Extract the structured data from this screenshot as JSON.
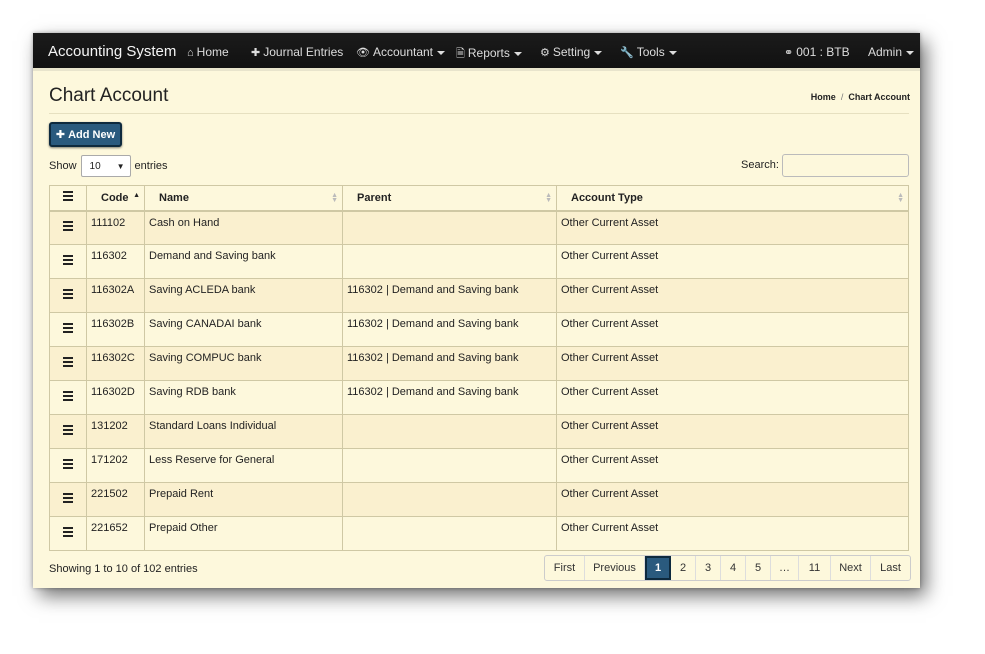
{
  "nav": {
    "brand": "Accounting System",
    "items": [
      {
        "icon": "home-icon",
        "glyph": "⌂",
        "label": "Home",
        "caret": false
      },
      {
        "icon": "plus-icon",
        "glyph": "✚",
        "label": "Journal Entries",
        "caret": false
      },
      {
        "icon": "eye-icon",
        "glyph": "👁",
        "label": "Accountant",
        "caret": true
      },
      {
        "icon": "file-icon",
        "glyph": "🗎",
        "label": "Reports",
        "caret": true
      },
      {
        "icon": "gears-icon",
        "glyph": "⚙",
        "label": "Setting",
        "caret": true
      },
      {
        "icon": "wrench-icon",
        "glyph": "🔧",
        "label": "Tools",
        "caret": true
      }
    ],
    "branch": "001 : BTB",
    "user": "Admin"
  },
  "page": {
    "title": "Chart Account",
    "breadcrumb": [
      "Home",
      "Chart Account"
    ]
  },
  "toolbar": {
    "add_label": "Add New",
    "show_label": "Show",
    "entries_label": "entries",
    "page_size": "10",
    "search_label": "Search:",
    "search_value": ""
  },
  "table": {
    "columns": [
      "Code",
      "Name",
      "Parent",
      "Account Type"
    ],
    "rows": [
      {
        "code": "111102",
        "name": "Cash on Hand",
        "parent": "",
        "type": "Other Current Asset"
      },
      {
        "code": "116302",
        "name": "Demand and Saving bank",
        "parent": "",
        "type": "Other Current Asset"
      },
      {
        "code": "116302A",
        "name": "Saving ACLEDA bank",
        "parent": "116302 | Demand and Saving bank",
        "type": "Other Current Asset"
      },
      {
        "code": "116302B",
        "name": "Saving CANADAI bank",
        "parent": "116302 | Demand and Saving bank",
        "type": "Other Current Asset"
      },
      {
        "code": "116302C",
        "name": "Saving COMPUC bank",
        "parent": "116302 | Demand and Saving bank",
        "type": "Other Current Asset"
      },
      {
        "code": "116302D",
        "name": "Saving RDB bank",
        "parent": "116302 | Demand and Saving bank",
        "type": "Other Current Asset"
      },
      {
        "code": "131202",
        "name": "Standard Loans Individual",
        "parent": "",
        "type": "Other Current Asset"
      },
      {
        "code": "171202",
        "name": "Less Reserve for General",
        "parent": "",
        "type": "Other Current Asset"
      },
      {
        "code": "221502",
        "name": "Prepaid Rent",
        "parent": "",
        "type": "Other Current Asset"
      },
      {
        "code": "221652",
        "name": "Prepaid Other",
        "parent": "",
        "type": "Other Current Asset"
      }
    ]
  },
  "footer": {
    "info": "Showing 1 to 10 of 102 entries",
    "pages": [
      "First",
      "Previous",
      "1",
      "2",
      "3",
      "4",
      "5",
      "…",
      "11",
      "Next",
      "Last"
    ],
    "active_page": "1"
  },
  "colors": {
    "accent": "#2a5a7e",
    "navbar": "#1b1b1b",
    "background": "#fdf8dc"
  }
}
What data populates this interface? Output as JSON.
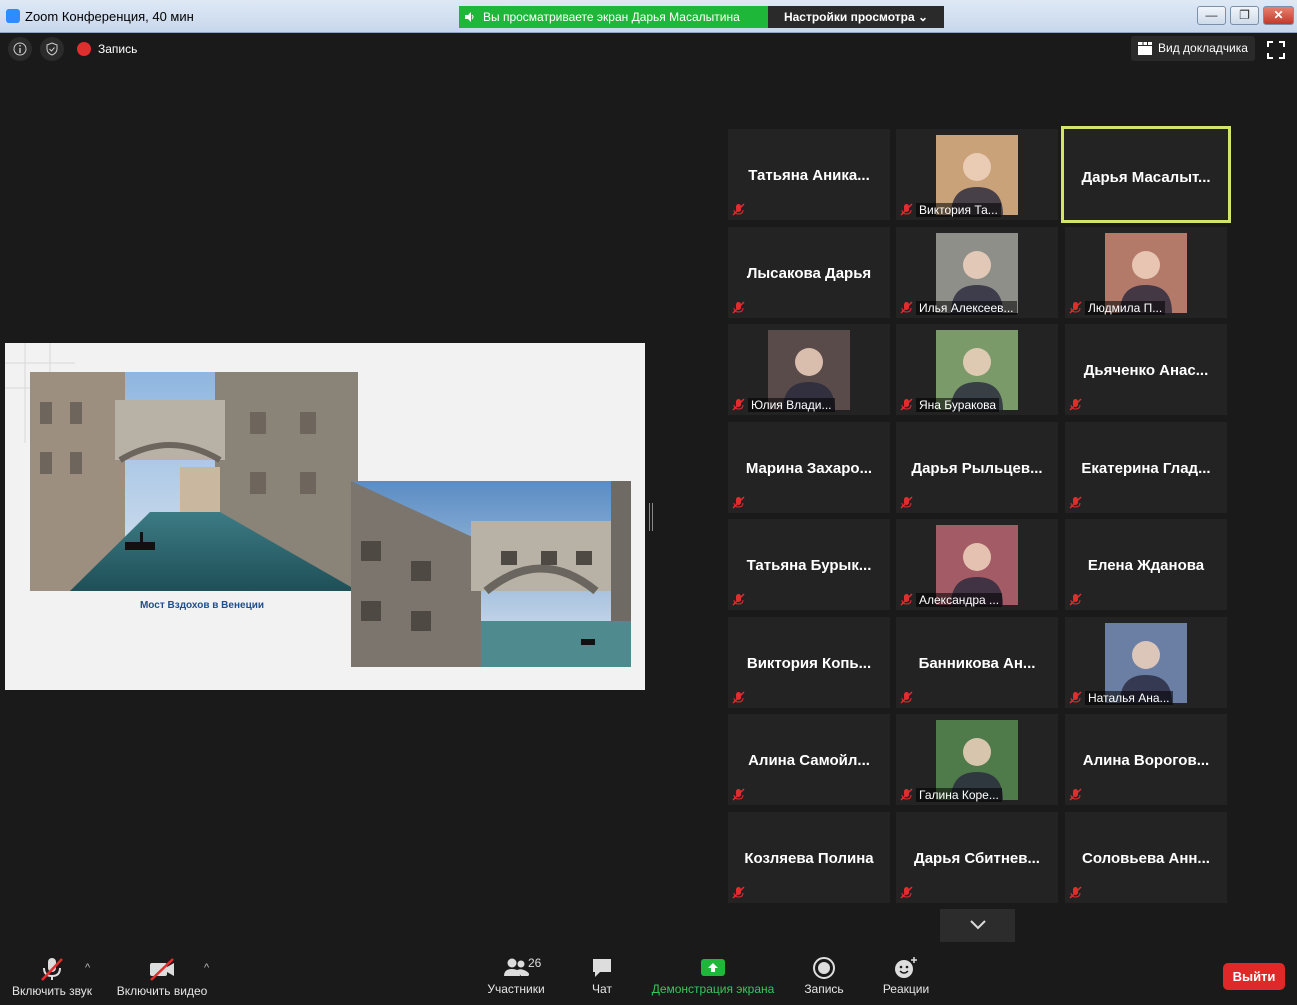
{
  "window": {
    "title": "Zoom Конференция, 40 мин",
    "share_banner": "Вы просматриваете экран Дарья Масалытина",
    "view_settings": "Настройки просмотра ⌄",
    "minimize": "—",
    "maximize": "❐",
    "close": "✕"
  },
  "topbar": {
    "record_label": "Запись",
    "speaker_view_label": "Вид докладчика"
  },
  "shared_screen": {
    "caption": "Мост Вздохов в Венеции"
  },
  "gallery": {
    "tiles": [
      {
        "name": "Татьяна  Аника...",
        "video": false
      },
      {
        "name": "Виктория Та...",
        "video": true
      },
      {
        "name": "Дарья  Масалыт...",
        "video": false,
        "active": true
      },
      {
        "name": "Лысакова Дарья",
        "video": false
      },
      {
        "name": "Илья Алексеев...",
        "video": true
      },
      {
        "name": "Людмила П...",
        "video": true
      },
      {
        "name": "Юлия Влади...",
        "video": true
      },
      {
        "name": "Яна Буракова",
        "video": true
      },
      {
        "name": "Дьяченко  Анас...",
        "video": false
      },
      {
        "name": "Марина  Захаро...",
        "video": false
      },
      {
        "name": "Дарья  Рыльцев...",
        "video": false
      },
      {
        "name": "Екатерина  Глад...",
        "video": false
      },
      {
        "name": "Татьяна  Бурык...",
        "video": false
      },
      {
        "name": "Александра ...",
        "video": true
      },
      {
        "name": "Елена Жданова",
        "video": false
      },
      {
        "name": "Виктория  Копь...",
        "video": false
      },
      {
        "name": "Банникова  Ан...",
        "video": false
      },
      {
        "name": "Наталья Ана...",
        "video": true
      },
      {
        "name": "Алина  Самойл...",
        "video": false
      },
      {
        "name": "Галина Коре...",
        "video": true
      },
      {
        "name": "Алина  Ворогов...",
        "video": false
      },
      {
        "name": "Козляева Полина",
        "video": false
      },
      {
        "name": "Дарья  Сбитнев...",
        "video": false
      },
      {
        "name": "Соловьева  Анн...",
        "video": false
      }
    ]
  },
  "toolbar": {
    "unmute": "Включить звук",
    "start_video": "Включить видео",
    "participants": "Участники",
    "participants_count": "26",
    "chat": "Чат",
    "share_screen": "Демонстрация экрана",
    "record": "Запись",
    "reactions": "Реакции",
    "leave": "Выйти"
  },
  "colors": {
    "share_banner": "#1fb73a",
    "leave": "#e02828",
    "active_speaker": "#d4e46a",
    "mute_icon": "#e02d2d"
  }
}
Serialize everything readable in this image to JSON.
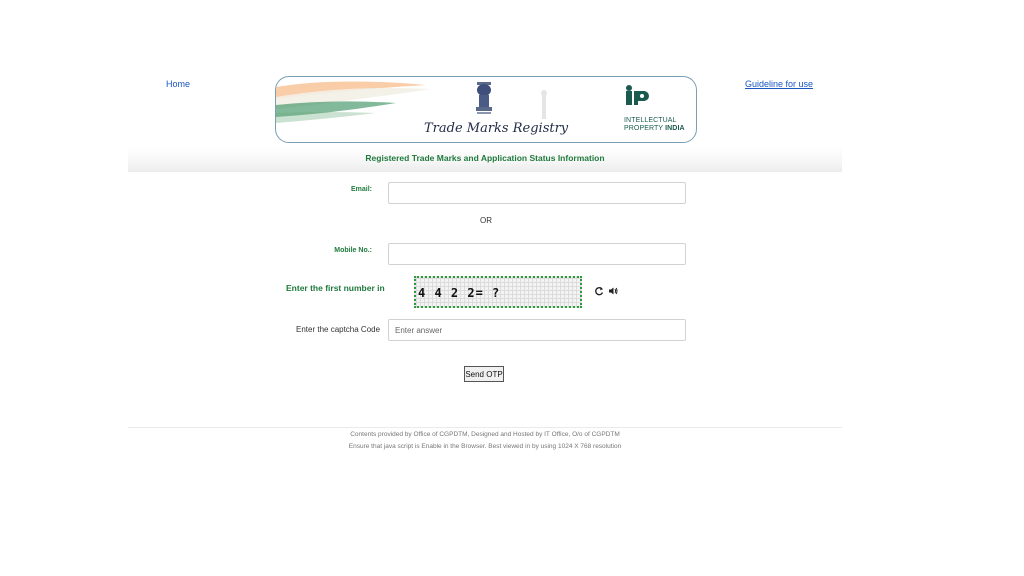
{
  "nav": {
    "home_label": "Home",
    "guideline_label": "Guideline for use"
  },
  "banner": {
    "title": "Trade Marks Registry",
    "ip_line1": "INTELLECTUAL",
    "ip_line2": "PROPERTY",
    "ip_line3": "INDIA",
    "logo_icon": "ip-india-logo-icon",
    "emblem_icon": "national-emblem-icon"
  },
  "subtitle": "Registered Trade Marks and Application Status Information",
  "form": {
    "email_label": "Email:",
    "email_value": "",
    "or_text": "OR",
    "mobile_label": "Mobile No.:",
    "mobile_value": "",
    "captcha_prompt": "Enter the first number in",
    "captcha_text": "4 4 2 2= ?",
    "captcha_code_label": "Enter the captcha Code",
    "captcha_placeholder": "Enter answer",
    "send_button": "Send OTP"
  },
  "footer": {
    "line1": "Contents provided by Office of CGPDTM, Designed and Hosted by IT Office, O/o of CGPDTM",
    "line2": "Ensure that java script is Enable in the Browser. Best viewed in by using 1024 X 768 resolution"
  },
  "colors": {
    "accent_green": "#1f7a3c",
    "link_blue": "#1a56c4",
    "captcha_border": "#2e9a3e"
  }
}
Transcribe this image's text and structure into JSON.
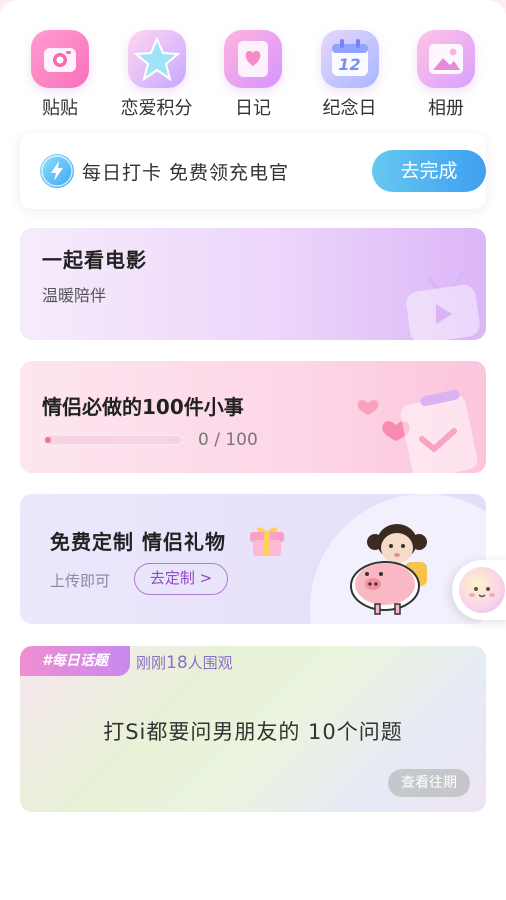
{
  "icons": [
    {
      "label": "贴贴",
      "icon": "camera-icon"
    },
    {
      "label": "恋爱积分",
      "icon": "star-icon"
    },
    {
      "label": "日记",
      "icon": "diary-icon"
    },
    {
      "label": "纪念日",
      "icon": "calendar-icon"
    },
    {
      "label": "相册",
      "icon": "album-icon"
    }
  ],
  "calendar_day": "12",
  "checkin": {
    "text": "每日打卡 免费领充电官",
    "button": "去完成"
  },
  "movie": {
    "title": "一起看电影",
    "subtitle": "温暖陪伴"
  },
  "hundred": {
    "title": "情侣必做的100件小事",
    "progress_text": "0 / 100",
    "progress": 0
  },
  "gift": {
    "title": "免费定制 情侣礼物",
    "subtitle": "上传即可",
    "button": "去定制 >"
  },
  "topic": {
    "tag": "#每日话题",
    "watch_prefix": "刚刚",
    "watch_count": "18",
    "watch_suffix": "人围观",
    "title": "打Si都要问男朋友的 10个问题",
    "button": "查看往期"
  },
  "colors": {
    "accent_blue": "#3e9ff0",
    "accent_purple": "#8f4bc4",
    "progress_red": "#f3738f"
  }
}
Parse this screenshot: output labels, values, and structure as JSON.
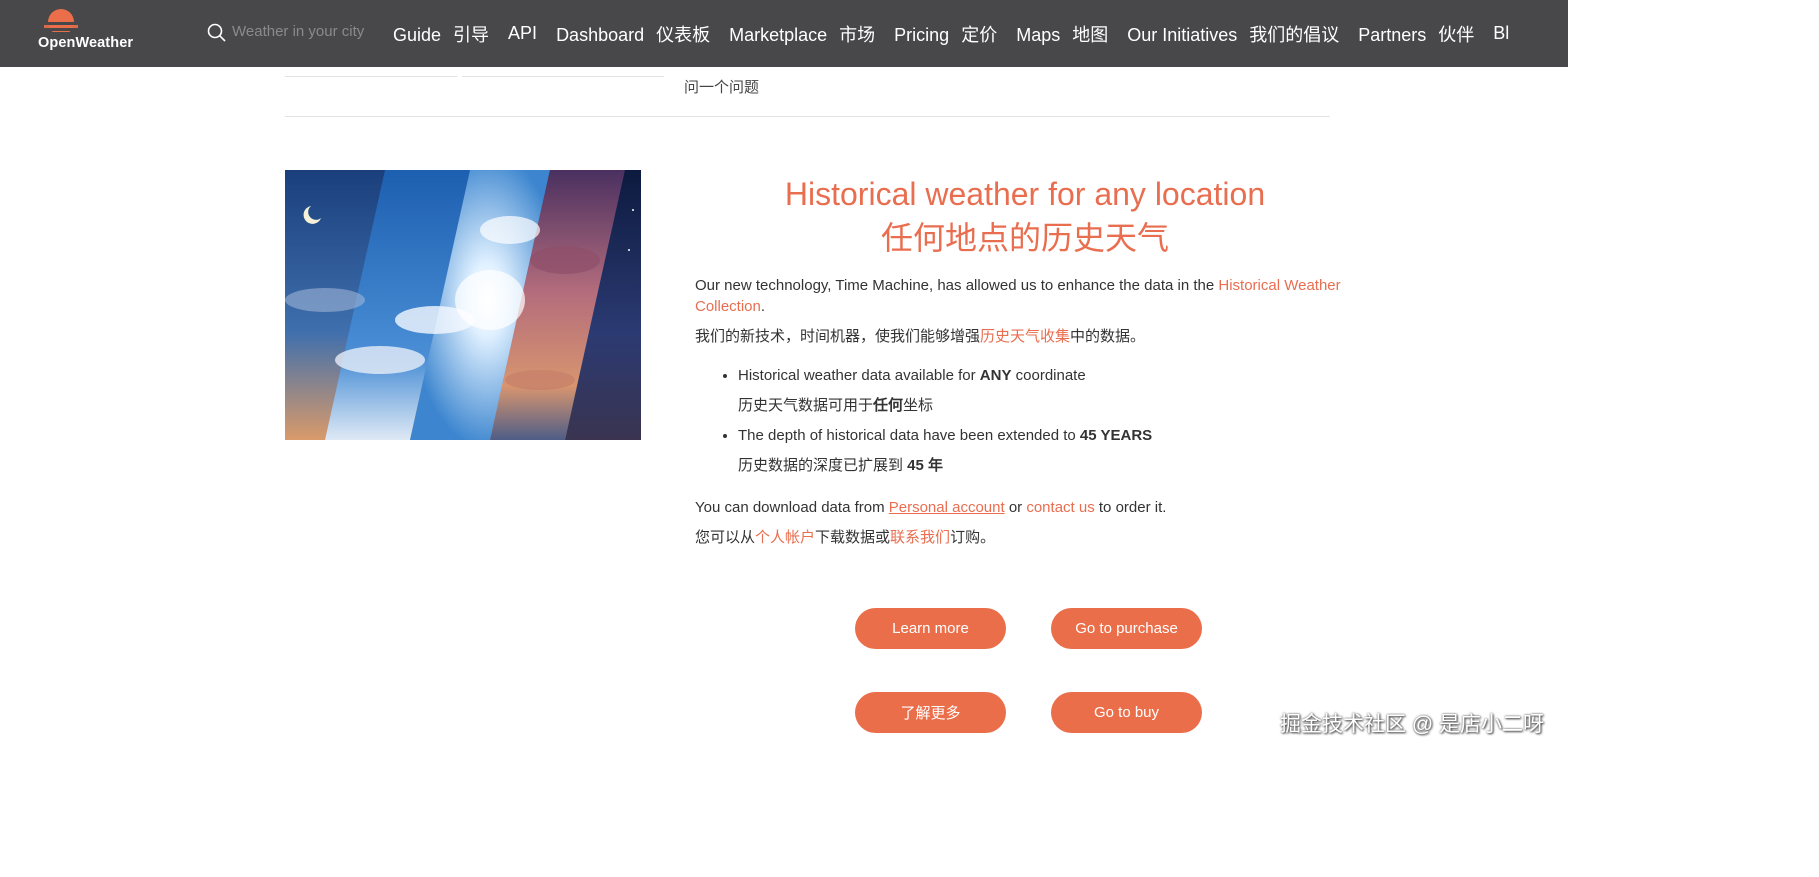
{
  "header": {
    "logo_text": "OpenWeather",
    "search_placeholder": "Weather in your city",
    "nav": [
      {
        "en": "Guide",
        "cn": "引导"
      },
      {
        "en": "API",
        "cn": ""
      },
      {
        "en": "Dashboard",
        "cn": "仪表板"
      },
      {
        "en": "Marketplace",
        "cn": "市场"
      },
      {
        "en": "Pricing",
        "cn": "定价"
      },
      {
        "en": "Maps",
        "cn": "地图"
      },
      {
        "en": "Our Initiatives",
        "cn": "我们的倡议"
      },
      {
        "en": "Partners",
        "cn": "伙伴"
      },
      {
        "en": "Bl",
        "cn": ""
      }
    ],
    "colors": {
      "bar": "#48484a",
      "accent": "#e96e50"
    }
  },
  "tabs": {
    "ask_question": "问一个问题"
  },
  "main": {
    "title_en": "Historical weather for any location",
    "title_cn": "任何地点的历史天气",
    "intro_en_before": "Our new technology, Time Machine, has allowed us to enhance the data in the ",
    "intro_en_link": "Historical Weather Collection",
    "intro_en_after": ".",
    "intro_cn_before": "我们的新技术，时间机器，使我们能够增强",
    "intro_cn_link": "历史天气收集",
    "intro_cn_after": "中的数据。",
    "bullet1_en_before": "Historical weather data available for ",
    "bullet1_en_bold": "ANY",
    "bullet1_en_after": " coordinate",
    "bullet1_cn_before": "历史天气数据可用于",
    "bullet1_cn_bold": "任何",
    "bullet1_cn_after": "坐标",
    "bullet2_en_before": "The depth of historical data have been extended to ",
    "bullet2_en_bold": "45 YEARS",
    "bullet2_cn_before": "历史数据的深度已扩展到 ",
    "bullet2_cn_bold": "45 年",
    "download_en_before": "You can download data from ",
    "download_en_link1": "Personal account",
    "download_en_mid": " or ",
    "download_en_link2": "contact us",
    "download_en_after": " to order it.",
    "download_cn_before": "您可以从",
    "download_cn_link1": "个人帐户",
    "download_cn_mid": "下载数据或",
    "download_cn_link2": "联系我们",
    "download_cn_after": "订购。"
  },
  "buttons": {
    "learn_more": "Learn more",
    "go_to_purchase": "Go to purchase",
    "learn_more_cn": "了解更多",
    "go_to_buy": "Go to buy"
  },
  "watermark": "掘金技术社区 @ 是店小二呀"
}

※

## PROBLEM REQUIREMENTS
Tell how many lines of the material above hold "Enter", answering with a bare number.

## COMPLETED TASK
3